## [The input]
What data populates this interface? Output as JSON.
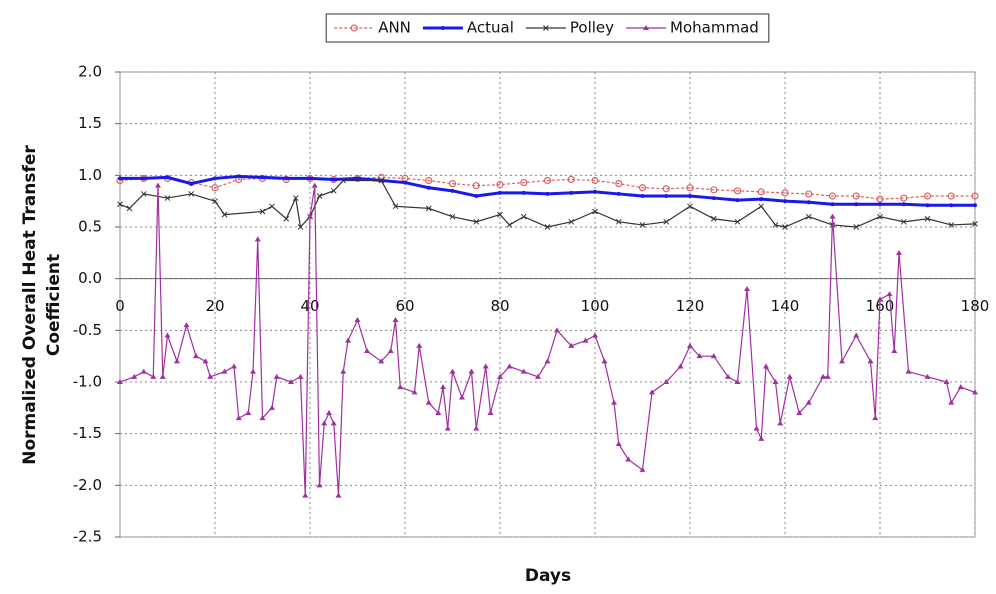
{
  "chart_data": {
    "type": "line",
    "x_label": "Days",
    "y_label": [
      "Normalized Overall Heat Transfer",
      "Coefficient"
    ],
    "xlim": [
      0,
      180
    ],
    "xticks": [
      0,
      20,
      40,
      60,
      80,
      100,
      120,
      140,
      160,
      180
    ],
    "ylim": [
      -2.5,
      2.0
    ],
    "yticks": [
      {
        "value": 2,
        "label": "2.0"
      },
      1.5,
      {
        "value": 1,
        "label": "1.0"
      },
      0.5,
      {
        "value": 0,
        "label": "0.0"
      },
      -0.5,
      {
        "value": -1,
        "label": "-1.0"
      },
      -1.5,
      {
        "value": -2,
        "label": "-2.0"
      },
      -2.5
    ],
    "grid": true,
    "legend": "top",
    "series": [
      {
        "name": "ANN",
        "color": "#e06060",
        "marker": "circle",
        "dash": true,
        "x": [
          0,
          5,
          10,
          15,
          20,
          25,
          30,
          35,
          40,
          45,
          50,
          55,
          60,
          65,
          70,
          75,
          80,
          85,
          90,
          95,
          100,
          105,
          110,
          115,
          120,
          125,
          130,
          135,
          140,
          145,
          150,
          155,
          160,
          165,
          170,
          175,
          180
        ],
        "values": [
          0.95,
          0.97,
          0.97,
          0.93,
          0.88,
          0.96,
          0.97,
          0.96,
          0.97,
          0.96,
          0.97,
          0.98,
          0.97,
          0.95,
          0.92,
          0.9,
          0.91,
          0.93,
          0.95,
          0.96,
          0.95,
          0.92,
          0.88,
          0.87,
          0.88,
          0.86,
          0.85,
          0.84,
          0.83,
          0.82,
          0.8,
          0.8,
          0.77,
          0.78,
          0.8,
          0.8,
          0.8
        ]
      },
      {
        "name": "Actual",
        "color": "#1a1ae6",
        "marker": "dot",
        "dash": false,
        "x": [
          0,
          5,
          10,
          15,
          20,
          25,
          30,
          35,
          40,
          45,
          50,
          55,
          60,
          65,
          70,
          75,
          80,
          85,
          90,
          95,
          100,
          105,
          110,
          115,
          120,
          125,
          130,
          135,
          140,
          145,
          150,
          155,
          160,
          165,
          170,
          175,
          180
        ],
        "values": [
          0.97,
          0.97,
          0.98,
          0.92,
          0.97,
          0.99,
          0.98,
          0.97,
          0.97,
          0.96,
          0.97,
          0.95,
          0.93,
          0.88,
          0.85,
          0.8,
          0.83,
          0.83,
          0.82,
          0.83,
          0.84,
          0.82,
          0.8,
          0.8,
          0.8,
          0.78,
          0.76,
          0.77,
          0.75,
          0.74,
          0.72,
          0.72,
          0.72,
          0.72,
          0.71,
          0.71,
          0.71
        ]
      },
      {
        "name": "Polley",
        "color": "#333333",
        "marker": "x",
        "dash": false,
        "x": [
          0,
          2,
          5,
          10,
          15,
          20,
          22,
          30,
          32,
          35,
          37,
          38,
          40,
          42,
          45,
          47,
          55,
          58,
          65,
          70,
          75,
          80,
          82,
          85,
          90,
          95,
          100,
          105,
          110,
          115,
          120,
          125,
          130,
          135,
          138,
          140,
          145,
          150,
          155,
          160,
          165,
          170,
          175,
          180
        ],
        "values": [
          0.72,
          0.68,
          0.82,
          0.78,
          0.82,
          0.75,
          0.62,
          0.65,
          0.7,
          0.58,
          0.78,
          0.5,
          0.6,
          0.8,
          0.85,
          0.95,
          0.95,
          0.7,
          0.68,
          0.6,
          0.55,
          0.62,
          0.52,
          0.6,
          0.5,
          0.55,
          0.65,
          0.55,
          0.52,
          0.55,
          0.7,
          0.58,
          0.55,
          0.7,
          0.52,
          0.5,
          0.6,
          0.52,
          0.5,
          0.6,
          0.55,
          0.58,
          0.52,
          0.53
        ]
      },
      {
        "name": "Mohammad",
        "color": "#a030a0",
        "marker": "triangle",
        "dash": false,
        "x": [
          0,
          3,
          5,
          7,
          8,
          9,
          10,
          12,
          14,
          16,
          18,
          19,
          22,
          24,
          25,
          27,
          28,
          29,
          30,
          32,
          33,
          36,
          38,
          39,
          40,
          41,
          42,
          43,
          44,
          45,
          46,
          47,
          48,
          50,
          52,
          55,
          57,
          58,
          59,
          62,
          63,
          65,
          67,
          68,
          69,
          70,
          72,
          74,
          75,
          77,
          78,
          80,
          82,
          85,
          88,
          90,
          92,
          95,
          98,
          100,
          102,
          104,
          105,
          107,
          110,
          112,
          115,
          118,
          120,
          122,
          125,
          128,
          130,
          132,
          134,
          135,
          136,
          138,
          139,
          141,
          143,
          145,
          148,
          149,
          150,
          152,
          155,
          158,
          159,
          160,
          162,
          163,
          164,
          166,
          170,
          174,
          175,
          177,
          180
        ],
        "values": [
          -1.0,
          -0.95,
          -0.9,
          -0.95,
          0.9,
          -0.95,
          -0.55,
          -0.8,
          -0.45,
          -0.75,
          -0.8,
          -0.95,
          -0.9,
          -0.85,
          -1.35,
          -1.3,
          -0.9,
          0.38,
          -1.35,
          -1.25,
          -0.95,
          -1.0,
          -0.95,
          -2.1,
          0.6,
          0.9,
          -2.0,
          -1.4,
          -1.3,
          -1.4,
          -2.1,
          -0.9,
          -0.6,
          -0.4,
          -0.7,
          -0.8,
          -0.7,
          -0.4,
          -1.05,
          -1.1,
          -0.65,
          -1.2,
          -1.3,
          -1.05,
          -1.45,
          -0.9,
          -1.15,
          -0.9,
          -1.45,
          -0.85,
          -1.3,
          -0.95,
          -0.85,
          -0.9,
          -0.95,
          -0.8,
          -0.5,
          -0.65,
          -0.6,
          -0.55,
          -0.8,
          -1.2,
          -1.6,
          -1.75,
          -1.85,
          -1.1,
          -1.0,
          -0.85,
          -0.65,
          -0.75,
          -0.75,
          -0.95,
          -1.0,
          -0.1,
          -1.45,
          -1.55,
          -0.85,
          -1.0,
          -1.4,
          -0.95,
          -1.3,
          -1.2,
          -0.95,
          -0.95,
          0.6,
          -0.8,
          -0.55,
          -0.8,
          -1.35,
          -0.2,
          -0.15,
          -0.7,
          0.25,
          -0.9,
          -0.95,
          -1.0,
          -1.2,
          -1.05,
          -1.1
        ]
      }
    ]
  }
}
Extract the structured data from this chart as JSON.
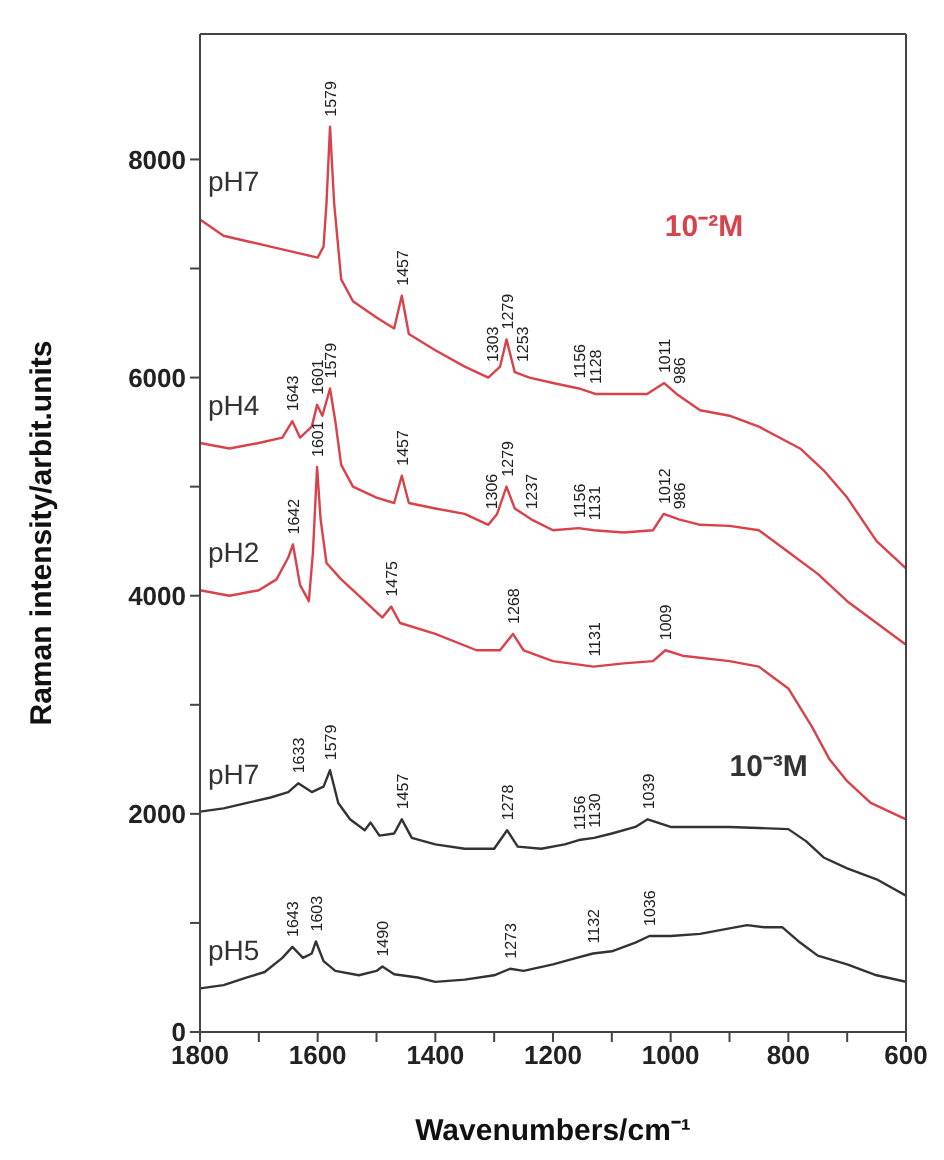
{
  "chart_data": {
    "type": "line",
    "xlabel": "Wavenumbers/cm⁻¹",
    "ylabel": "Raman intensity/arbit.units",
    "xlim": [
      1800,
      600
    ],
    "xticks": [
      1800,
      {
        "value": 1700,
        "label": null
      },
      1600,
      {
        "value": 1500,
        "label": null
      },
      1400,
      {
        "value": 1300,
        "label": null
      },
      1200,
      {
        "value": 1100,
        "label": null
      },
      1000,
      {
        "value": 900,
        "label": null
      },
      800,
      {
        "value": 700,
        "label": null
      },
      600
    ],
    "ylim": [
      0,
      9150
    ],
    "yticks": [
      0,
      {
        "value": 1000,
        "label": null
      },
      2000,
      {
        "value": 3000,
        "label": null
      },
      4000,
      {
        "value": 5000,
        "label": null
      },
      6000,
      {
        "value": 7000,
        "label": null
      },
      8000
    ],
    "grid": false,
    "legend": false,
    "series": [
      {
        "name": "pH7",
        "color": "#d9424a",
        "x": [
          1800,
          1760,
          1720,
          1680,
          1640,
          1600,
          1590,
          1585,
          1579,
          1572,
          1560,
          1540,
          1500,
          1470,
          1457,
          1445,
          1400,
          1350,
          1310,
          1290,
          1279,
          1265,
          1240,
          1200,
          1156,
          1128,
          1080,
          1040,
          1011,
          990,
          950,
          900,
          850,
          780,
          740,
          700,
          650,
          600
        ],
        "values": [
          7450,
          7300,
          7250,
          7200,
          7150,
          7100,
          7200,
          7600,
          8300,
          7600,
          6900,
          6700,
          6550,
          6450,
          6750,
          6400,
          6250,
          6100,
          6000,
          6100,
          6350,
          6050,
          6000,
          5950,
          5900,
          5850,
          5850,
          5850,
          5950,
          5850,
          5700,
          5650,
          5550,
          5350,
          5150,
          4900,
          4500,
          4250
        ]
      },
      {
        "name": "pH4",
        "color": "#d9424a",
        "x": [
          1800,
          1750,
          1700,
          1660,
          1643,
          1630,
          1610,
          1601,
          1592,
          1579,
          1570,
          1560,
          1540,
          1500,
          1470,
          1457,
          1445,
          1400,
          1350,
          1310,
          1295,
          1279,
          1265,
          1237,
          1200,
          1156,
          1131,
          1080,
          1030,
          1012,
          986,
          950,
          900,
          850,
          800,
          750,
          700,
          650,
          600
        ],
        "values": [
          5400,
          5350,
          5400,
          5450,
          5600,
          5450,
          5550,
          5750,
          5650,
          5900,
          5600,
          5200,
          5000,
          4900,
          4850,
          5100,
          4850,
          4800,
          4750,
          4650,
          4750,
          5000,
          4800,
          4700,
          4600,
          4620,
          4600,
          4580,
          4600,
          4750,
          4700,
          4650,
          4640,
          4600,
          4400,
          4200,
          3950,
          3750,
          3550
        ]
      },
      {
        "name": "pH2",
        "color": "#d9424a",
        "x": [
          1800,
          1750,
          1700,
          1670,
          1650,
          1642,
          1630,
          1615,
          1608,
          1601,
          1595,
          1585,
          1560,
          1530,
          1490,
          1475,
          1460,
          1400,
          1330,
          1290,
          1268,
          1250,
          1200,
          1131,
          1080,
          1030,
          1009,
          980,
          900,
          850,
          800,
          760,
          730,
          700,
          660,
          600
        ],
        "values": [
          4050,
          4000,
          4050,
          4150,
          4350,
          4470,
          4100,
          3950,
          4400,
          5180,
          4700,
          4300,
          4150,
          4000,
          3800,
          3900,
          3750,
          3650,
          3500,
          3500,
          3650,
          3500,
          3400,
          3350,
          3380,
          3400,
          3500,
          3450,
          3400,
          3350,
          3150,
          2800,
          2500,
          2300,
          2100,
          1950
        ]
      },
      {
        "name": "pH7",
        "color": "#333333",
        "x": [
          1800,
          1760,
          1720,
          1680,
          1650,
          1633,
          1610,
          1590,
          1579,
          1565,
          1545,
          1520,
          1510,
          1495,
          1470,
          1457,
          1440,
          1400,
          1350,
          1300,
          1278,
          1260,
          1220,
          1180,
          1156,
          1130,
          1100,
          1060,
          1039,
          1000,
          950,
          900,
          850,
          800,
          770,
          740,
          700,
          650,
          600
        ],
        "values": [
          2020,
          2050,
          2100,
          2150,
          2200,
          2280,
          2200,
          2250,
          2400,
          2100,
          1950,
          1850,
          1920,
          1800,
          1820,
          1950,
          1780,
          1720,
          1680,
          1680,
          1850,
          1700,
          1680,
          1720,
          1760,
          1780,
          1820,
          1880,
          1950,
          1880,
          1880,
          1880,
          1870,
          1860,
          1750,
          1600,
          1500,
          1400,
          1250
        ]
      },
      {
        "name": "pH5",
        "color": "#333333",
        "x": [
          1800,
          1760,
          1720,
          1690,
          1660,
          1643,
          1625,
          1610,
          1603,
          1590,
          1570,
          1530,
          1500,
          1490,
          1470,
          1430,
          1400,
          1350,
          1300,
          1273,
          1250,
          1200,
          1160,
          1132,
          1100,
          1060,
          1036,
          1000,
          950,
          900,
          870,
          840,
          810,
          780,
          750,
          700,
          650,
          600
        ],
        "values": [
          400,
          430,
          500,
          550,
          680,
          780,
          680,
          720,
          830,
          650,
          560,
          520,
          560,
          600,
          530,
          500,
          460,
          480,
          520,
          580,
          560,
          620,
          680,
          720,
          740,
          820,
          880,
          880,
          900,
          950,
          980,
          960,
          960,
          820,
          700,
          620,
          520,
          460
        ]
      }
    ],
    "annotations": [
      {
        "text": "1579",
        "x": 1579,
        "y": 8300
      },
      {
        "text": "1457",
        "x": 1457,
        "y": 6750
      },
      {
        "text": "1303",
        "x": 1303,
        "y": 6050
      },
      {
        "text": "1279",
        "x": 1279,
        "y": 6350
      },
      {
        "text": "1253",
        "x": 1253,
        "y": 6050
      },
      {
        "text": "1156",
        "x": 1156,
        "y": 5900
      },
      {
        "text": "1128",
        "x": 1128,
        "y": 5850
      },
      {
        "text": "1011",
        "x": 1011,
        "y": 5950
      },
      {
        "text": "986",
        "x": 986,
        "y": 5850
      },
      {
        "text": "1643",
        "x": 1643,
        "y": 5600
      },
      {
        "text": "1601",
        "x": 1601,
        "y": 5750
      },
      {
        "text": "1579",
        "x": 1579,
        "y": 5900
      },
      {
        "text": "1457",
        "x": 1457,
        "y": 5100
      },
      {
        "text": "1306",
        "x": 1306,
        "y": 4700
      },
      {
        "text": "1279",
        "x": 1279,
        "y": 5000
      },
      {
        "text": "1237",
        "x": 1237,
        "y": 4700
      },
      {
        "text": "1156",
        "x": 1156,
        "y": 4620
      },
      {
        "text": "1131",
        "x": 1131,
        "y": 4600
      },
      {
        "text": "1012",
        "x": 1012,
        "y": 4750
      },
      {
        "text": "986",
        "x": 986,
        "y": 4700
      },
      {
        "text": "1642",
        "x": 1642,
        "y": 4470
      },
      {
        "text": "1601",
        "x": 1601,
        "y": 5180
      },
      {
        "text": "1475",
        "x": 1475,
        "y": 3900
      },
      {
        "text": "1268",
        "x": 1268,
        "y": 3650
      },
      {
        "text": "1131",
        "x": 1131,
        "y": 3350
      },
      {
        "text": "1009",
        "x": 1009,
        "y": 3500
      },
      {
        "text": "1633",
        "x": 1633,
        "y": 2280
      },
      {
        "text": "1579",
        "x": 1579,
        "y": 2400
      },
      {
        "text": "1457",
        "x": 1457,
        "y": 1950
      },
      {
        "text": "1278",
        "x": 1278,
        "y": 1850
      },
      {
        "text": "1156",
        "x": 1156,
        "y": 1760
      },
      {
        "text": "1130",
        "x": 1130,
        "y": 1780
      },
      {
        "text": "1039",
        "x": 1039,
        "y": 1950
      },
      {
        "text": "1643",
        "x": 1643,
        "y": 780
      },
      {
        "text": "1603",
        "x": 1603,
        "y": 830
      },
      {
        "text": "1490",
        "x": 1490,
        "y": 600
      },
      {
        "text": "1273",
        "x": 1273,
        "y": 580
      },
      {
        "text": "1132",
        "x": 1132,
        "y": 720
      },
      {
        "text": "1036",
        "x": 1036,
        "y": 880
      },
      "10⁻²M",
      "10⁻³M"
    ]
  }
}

## [Goal]
State how many lines include the string "JSON", and nothing more.

## [Solution for this task]
2